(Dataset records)
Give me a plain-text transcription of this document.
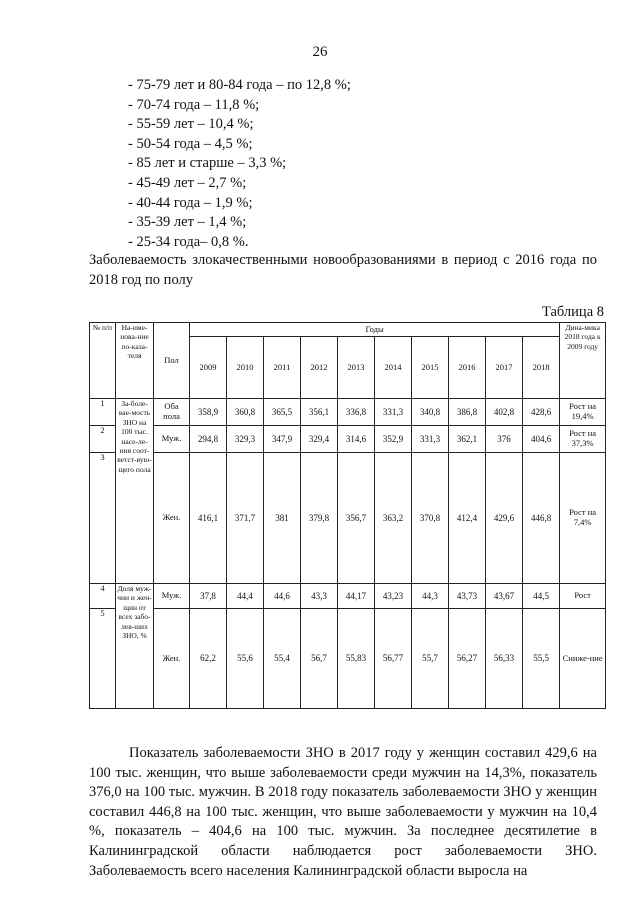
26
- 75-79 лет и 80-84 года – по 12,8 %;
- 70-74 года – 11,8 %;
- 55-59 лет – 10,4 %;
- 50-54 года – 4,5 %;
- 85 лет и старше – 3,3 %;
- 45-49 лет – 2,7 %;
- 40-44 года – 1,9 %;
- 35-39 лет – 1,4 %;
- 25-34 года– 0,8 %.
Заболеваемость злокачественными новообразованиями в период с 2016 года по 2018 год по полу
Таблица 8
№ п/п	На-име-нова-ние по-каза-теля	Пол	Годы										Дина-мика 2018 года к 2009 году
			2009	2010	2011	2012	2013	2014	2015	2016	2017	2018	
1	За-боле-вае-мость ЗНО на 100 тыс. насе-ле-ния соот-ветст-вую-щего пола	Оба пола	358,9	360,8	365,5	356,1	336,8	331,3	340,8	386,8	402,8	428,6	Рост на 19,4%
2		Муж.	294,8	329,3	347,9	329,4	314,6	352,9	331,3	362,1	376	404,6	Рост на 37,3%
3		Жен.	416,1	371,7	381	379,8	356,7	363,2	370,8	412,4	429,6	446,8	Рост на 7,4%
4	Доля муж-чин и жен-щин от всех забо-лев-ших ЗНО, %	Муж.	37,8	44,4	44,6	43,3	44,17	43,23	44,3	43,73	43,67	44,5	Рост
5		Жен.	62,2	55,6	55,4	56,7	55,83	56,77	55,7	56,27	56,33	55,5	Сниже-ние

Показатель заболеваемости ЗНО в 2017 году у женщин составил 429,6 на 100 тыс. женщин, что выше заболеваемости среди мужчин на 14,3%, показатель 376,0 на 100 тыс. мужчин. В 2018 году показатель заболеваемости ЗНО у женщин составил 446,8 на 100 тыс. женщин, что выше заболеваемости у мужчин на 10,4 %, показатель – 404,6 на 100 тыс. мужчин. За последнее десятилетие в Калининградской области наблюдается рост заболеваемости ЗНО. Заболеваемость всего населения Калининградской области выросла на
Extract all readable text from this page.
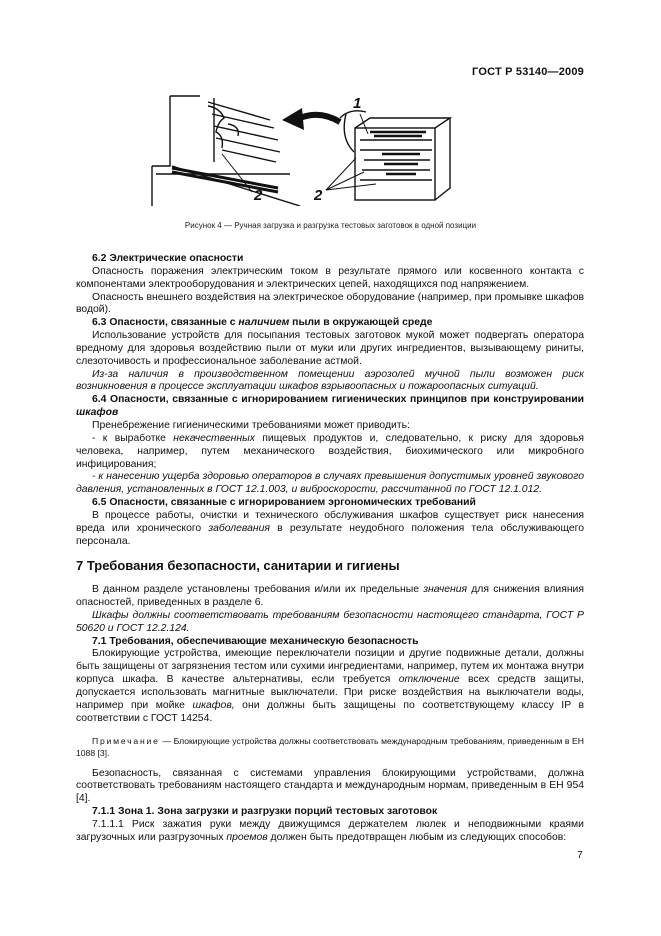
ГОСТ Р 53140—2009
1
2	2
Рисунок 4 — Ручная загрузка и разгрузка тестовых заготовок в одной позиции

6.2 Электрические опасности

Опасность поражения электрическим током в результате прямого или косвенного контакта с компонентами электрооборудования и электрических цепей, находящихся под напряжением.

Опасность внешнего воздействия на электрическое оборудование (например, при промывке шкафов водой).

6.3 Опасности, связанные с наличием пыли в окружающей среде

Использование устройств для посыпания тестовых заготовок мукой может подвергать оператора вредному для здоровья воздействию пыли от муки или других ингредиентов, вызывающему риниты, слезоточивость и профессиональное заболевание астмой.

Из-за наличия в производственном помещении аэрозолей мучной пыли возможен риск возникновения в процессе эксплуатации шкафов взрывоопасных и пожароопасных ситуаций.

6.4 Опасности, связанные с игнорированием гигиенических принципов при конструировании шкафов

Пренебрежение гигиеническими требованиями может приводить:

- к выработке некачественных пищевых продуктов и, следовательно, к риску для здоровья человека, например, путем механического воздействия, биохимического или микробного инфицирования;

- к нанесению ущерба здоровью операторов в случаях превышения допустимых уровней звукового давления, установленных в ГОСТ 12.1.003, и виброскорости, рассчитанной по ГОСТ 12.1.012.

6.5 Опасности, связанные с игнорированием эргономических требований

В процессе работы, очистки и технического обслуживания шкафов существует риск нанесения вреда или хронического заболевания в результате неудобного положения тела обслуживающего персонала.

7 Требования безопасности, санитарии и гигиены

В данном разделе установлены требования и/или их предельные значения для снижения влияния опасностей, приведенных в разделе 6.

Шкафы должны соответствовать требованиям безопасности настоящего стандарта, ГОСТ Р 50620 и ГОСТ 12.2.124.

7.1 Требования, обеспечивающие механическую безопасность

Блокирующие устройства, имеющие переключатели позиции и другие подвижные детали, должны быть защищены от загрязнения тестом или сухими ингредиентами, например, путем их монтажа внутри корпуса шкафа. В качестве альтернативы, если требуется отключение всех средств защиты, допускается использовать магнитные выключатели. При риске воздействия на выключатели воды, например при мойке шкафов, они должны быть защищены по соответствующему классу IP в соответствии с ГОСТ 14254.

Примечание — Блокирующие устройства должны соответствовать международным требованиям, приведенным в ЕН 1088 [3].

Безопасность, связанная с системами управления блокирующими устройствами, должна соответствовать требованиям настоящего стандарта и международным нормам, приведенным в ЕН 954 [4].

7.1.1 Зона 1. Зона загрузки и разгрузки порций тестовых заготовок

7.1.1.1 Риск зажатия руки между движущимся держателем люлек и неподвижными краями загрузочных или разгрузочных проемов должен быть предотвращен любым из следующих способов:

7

EXERCISE AIM ▸
Each line in the listing above that contains "позиции" should be copied.

FINISHED EXERCISE ▸
Рисунок 4 — Ручная загрузка и разгрузка тестовых заготовок в одной позиции
Блокирующие устройства, имеющие переключатели позиции и другие подвижные детали, должны быть защищены от загрязнения тестом или сухими ингредиентами, например, путем их монтажа внутри корпуса шкафа. В качестве альтернативы, если требуется отключение всех средств защиты, допускается использовать магнитные выключатели. При риске воздействия на выключатели воды, например при мойке шкафов, они должны быть защищены по соответствующему классу IP в соответствии с ГОСТ 14254.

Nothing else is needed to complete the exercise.